(Records from a collection of figures)
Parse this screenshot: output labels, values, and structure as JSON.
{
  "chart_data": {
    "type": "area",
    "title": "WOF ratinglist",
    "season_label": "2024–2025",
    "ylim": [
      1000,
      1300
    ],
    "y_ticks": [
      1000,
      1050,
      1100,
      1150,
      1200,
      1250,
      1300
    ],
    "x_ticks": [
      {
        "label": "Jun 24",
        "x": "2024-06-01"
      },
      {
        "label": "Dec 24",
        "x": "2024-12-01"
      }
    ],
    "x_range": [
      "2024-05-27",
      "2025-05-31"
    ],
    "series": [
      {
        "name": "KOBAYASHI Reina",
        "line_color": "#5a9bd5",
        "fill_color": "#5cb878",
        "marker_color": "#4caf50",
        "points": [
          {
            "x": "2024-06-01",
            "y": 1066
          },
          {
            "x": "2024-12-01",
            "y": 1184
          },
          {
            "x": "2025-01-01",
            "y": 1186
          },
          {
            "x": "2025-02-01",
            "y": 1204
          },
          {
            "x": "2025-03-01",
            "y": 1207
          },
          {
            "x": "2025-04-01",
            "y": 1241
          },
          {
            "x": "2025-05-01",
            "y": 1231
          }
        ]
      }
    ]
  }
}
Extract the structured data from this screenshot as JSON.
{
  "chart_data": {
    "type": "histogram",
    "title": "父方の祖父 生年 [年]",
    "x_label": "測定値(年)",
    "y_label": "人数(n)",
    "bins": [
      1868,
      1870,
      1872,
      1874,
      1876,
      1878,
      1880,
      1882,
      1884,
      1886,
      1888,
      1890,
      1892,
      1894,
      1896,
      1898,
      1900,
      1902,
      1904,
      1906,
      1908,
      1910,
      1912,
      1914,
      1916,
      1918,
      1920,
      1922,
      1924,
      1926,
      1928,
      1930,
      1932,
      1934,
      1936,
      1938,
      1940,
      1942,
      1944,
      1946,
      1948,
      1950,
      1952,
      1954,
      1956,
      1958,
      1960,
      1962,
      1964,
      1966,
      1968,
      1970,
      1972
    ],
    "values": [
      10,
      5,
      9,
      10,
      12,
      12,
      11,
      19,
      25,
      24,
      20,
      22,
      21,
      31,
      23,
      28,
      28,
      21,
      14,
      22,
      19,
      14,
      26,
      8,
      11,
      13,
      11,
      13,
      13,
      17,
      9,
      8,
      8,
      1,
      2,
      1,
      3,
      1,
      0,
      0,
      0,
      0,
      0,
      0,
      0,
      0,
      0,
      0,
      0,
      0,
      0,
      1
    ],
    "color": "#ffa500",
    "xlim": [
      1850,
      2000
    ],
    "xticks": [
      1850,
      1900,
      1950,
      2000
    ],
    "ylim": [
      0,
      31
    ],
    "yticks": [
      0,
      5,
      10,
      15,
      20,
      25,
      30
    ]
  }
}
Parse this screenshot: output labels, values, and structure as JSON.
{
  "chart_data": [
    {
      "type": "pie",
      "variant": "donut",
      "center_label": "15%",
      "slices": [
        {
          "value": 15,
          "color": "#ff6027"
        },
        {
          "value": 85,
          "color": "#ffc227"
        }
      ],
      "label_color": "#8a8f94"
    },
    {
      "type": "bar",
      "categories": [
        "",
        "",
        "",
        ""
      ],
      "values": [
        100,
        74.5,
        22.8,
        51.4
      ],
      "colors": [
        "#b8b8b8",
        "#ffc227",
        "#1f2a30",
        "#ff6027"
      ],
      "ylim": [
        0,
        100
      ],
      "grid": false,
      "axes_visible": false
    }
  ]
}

- [Work to complete]: Could you transcribe the records in full, exactly?

- [Worked solution]:
Parse this screenshot: output labels, values, and structure as JSON.
{
  "chart_data": {
    "type": "area",
    "title": "WOF ratinglist",
    "season_label": "2024–2025",
    "ylim": [
      1000,
      1300
    ],
    "y_ticks": [
      1000,
      1050,
      1100,
      1150,
      1200,
      1250,
      1300
    ],
    "x_ticks": [
      {
        "label": "Jun 24",
        "x": "2024-06-01"
      },
      {
        "label": "Dec 24",
        "x": "2024-12-01"
      }
    ],
    "x_range": [
      "2024-05-27",
      "2025-05-31"
    ],
    "series": [
      {
        "name": "KOBAYASHI Reina",
        "line_color": "#5a9bd5",
        "fill_color": "#5cb878",
        "marker_color": "#4caf50",
        "points": [
          {
            "x": "2024-06-01",
            "y": 1066
          },
          {
            "x": "2024-12-01",
            "y": 1184
          },
          {
            "x": "2025-01-01",
            "y": 1186
          },
          {
            "x": "2025-02-01",
            "y": 1204
          },
          {
            "x": "2025-03-01",
            "y": 1207
          },
          {
            "x": "2025-04-01",
            "y": 1241
          },
          {
            "x": "2025-05-01",
            "y": 1231
          }
        ]
      }
    ]
  }
}
Extract the structured data from this screenshot as JSON.
{
  "chart_data": {
    "type": "histogram",
    "title": "父方の祖父 生年 [年]",
    "x_label": "測定値(年)",
    "y_label": "人数(n)",
    "bins": [
      1868,
      1870,
      1872,
      1874,
      1876,
      1878,
      1880,
      1882,
      1884,
      1886,
      1888,
      1890,
      1892,
      1894,
      1896,
      1898,
      1900,
      1902,
      1904,
      1906,
      1908,
      1910,
      1912,
      1914,
      1916,
      1918,
      1920,
      1922,
      1924,
      1926,
      1928,
      1930,
      1932,
      1934,
      1936,
      1938,
      1940,
      1942,
      1944,
      1946,
      1948,
      1950,
      1952,
      1954,
      1956,
      1958,
      1960,
      1962,
      1964,
      1966,
      1968,
      1970,
      1972
    ],
    "values": [
      10,
      5,
      9,
      10,
      12,
      12,
      11,
      19,
      25,
      24,
      20,
      22,
      21,
      31,
      23,
      28,
      28,
      21,
      14,
      22,
      19,
      14,
      26,
      8,
      11,
      13,
      11,
      13,
      13,
      17,
      9,
      8,
      8,
      1,
      2,
      1,
      3,
      1,
      0,
      0,
      0,
      0,
      0,
      0,
      0,
      0,
      0,
      0,
      0,
      0,
      0,
      1
    ],
    "color": "#ffa500",
    "xlim": [
      1850,
      2000
    ],
    "xticks": [
      1850,
      1900,
      1950,
      2000
    ],
    "ylim": [
      0,
      31
    ],
    "yticks": [
      0,
      5,
      10,
      15,
      20,
      25,
      30
    ]
  }
}
Parse this screenshot: output labels, values, and structure as JSON.
{
  "chart_data": [
    {
      "type": "pie",
      "variant": "donut",
      "center_label": "15%",
      "slices": [
        {
          "value": 15,
          "color": "#ff6027"
        },
        {
          "value": 85,
          "color": "#ffc227"
        }
      ],
      "label_color": "#8a8f94"
    },
    {
      "type": "bar",
      "categories": [
        "",
        "",
        "",
        ""
      ],
      "values": [
        100,
        74.5,
        22.8,
        51.4
      ],
      "colors": [
        "#b8b8b8",
        "#ffc227",
        "#1f2a30",
        "#ff6027"
      ],
      "ylim": [
        0,
        100
      ],
      "grid": false,
      "axes_visible": false
    }
  ]
}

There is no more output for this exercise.